* What is being asked: Which lines hold the string "hash"? Copy every one of them.

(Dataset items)
..........

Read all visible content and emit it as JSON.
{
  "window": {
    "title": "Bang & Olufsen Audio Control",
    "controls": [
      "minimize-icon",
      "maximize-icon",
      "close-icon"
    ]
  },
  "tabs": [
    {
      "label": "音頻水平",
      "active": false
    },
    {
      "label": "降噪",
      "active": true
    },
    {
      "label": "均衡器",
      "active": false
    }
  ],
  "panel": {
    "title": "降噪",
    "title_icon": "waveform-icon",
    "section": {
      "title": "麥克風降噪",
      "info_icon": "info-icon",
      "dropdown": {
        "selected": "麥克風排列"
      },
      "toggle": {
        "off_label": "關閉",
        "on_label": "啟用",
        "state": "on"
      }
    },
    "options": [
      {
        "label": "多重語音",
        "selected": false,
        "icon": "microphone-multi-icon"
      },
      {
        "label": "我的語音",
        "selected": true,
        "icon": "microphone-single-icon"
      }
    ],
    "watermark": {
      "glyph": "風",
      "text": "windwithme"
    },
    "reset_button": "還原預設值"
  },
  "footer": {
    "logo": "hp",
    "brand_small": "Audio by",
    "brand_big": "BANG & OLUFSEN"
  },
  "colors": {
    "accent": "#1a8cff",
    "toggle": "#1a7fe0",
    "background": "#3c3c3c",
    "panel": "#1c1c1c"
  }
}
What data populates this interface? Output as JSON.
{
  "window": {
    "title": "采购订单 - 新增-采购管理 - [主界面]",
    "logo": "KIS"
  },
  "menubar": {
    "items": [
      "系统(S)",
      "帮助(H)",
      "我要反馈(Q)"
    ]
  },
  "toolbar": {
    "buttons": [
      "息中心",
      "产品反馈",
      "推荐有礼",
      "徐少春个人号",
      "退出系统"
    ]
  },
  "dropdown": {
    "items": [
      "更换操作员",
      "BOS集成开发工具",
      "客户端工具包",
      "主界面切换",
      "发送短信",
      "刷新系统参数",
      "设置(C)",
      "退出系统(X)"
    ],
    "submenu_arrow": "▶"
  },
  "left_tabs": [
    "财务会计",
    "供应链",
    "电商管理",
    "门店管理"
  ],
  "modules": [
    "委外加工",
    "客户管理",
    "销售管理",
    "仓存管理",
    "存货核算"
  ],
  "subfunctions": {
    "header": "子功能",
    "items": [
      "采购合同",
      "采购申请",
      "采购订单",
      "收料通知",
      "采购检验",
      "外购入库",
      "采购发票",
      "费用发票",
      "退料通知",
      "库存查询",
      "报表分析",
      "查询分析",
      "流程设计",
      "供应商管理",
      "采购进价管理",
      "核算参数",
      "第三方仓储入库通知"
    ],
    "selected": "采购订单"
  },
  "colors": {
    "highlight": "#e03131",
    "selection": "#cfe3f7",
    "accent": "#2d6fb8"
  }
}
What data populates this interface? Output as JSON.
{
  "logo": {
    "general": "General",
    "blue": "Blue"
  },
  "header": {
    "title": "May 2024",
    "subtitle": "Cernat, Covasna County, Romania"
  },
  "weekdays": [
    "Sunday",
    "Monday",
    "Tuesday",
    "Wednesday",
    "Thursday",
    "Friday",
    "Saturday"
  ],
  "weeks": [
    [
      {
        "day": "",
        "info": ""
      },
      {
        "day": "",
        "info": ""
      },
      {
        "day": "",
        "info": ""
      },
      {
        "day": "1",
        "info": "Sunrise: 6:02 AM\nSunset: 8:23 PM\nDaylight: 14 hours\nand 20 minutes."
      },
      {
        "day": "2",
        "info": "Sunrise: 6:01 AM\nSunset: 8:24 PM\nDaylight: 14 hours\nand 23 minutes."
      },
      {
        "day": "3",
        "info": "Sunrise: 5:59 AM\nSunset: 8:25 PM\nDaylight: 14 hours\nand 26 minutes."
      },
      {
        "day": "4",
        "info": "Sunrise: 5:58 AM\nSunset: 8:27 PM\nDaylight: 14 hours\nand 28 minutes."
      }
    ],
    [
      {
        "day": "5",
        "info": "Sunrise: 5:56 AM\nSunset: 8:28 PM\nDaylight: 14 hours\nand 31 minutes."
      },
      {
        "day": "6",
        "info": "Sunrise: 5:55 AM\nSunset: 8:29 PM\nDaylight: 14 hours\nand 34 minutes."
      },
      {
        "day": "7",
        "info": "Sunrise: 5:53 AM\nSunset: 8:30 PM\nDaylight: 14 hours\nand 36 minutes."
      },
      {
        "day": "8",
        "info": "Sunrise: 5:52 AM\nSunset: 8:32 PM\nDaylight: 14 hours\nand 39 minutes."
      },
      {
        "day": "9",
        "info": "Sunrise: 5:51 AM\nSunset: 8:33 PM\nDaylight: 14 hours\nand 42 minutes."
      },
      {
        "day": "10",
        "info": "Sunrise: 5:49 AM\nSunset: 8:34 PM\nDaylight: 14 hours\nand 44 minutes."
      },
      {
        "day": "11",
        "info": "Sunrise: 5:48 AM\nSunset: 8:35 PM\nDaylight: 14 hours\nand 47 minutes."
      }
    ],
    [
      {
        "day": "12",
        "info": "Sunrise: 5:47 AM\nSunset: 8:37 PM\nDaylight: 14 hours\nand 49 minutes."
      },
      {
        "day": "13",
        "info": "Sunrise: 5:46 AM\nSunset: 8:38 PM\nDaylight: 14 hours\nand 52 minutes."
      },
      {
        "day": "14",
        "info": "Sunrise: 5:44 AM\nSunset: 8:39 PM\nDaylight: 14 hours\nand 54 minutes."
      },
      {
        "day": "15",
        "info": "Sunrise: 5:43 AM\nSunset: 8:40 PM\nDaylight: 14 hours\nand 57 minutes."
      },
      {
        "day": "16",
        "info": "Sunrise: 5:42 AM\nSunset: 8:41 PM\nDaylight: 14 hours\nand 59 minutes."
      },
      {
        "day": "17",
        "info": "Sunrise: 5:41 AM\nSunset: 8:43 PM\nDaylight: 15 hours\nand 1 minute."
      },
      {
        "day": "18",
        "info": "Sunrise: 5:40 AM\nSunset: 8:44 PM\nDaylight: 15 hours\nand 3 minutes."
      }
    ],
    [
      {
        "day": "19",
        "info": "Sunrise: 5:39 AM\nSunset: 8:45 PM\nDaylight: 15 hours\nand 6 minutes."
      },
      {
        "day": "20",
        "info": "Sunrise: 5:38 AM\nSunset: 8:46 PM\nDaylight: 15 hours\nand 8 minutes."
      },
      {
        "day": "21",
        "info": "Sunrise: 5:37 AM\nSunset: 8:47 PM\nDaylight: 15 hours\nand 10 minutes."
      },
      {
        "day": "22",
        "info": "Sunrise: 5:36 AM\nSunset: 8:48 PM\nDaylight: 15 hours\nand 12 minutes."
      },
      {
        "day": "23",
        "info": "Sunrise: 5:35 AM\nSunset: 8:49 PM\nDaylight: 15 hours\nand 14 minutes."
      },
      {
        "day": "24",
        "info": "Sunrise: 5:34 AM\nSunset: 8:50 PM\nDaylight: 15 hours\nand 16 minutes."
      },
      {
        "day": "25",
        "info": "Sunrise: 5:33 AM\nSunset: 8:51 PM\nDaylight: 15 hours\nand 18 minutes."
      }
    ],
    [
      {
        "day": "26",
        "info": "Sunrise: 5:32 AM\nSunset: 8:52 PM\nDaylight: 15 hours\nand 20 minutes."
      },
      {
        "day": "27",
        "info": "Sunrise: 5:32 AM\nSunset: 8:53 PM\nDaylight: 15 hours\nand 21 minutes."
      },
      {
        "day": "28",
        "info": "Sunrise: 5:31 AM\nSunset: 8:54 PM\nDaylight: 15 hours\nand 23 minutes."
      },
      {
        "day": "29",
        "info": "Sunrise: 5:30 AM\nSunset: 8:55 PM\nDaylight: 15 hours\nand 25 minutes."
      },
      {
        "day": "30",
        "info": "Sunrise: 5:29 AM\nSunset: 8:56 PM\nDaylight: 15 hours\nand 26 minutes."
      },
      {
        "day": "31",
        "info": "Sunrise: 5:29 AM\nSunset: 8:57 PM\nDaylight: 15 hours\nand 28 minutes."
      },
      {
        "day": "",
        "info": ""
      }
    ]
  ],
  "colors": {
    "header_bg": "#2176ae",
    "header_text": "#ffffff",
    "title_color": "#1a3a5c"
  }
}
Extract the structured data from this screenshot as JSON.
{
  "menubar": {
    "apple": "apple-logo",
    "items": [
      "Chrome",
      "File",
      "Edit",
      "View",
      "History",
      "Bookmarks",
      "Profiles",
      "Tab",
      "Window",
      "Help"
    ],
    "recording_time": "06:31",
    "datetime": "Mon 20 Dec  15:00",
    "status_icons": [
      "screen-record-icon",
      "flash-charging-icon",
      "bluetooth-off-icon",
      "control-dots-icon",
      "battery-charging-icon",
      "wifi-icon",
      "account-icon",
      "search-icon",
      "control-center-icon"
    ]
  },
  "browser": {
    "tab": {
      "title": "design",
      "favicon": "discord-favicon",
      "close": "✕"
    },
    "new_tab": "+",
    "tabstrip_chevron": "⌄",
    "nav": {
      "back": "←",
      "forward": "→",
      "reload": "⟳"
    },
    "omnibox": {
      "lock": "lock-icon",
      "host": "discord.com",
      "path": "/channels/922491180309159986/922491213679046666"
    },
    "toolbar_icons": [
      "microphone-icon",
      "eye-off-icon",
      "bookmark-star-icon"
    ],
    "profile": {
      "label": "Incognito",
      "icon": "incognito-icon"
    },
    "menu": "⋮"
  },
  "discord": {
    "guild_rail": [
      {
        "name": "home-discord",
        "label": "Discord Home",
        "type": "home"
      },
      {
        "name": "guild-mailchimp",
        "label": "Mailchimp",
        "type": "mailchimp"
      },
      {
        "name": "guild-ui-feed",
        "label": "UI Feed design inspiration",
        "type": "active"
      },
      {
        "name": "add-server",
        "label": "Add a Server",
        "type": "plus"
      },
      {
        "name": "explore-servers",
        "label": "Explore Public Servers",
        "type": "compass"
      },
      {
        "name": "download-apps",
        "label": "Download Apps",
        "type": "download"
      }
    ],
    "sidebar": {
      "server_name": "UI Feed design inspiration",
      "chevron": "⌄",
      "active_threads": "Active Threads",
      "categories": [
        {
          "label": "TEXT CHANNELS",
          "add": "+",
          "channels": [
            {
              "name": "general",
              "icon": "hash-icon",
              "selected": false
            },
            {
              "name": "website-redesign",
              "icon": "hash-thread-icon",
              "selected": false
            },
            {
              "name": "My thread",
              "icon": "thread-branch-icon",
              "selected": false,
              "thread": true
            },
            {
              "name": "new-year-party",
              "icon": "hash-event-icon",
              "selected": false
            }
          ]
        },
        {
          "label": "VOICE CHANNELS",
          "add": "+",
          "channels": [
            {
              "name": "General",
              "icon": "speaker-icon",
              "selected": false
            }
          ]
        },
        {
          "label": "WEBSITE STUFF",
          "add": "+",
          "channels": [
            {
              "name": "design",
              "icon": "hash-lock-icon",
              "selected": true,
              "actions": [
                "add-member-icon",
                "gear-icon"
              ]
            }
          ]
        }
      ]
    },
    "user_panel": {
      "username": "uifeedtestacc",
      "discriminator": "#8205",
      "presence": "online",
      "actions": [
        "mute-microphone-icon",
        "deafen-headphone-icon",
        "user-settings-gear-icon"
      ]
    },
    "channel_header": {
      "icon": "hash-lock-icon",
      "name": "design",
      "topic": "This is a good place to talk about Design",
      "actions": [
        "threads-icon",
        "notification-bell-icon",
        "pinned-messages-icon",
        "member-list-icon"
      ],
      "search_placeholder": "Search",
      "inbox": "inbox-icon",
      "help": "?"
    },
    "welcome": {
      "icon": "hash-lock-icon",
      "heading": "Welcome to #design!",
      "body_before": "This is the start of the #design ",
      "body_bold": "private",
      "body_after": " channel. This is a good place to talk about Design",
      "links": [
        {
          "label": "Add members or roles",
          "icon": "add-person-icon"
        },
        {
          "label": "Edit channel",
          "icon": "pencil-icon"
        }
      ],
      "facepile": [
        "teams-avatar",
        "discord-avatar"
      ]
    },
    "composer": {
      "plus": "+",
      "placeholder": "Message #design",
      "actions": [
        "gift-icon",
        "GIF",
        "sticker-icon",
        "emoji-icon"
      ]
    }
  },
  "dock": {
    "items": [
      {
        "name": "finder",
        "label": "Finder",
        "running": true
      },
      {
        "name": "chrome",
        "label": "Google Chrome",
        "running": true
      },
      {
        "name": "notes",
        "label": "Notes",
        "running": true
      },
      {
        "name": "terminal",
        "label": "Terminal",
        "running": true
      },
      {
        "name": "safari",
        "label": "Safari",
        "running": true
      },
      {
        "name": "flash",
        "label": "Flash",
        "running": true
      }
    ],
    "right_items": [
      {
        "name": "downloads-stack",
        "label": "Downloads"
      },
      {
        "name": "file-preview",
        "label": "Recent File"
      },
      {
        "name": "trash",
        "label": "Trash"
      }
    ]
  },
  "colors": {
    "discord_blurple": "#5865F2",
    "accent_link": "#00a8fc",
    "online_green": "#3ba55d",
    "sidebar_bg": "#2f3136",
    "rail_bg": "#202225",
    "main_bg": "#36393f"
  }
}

..........

* Answer below:
              "icon": "hash-icon",
              "icon": "hash-thread-icon",
              "icon": "hash-event-icon",
              "icon": "hash-lock-icon",
      "icon": "hash-lock-icon",
      "icon": "hash-lock-icon",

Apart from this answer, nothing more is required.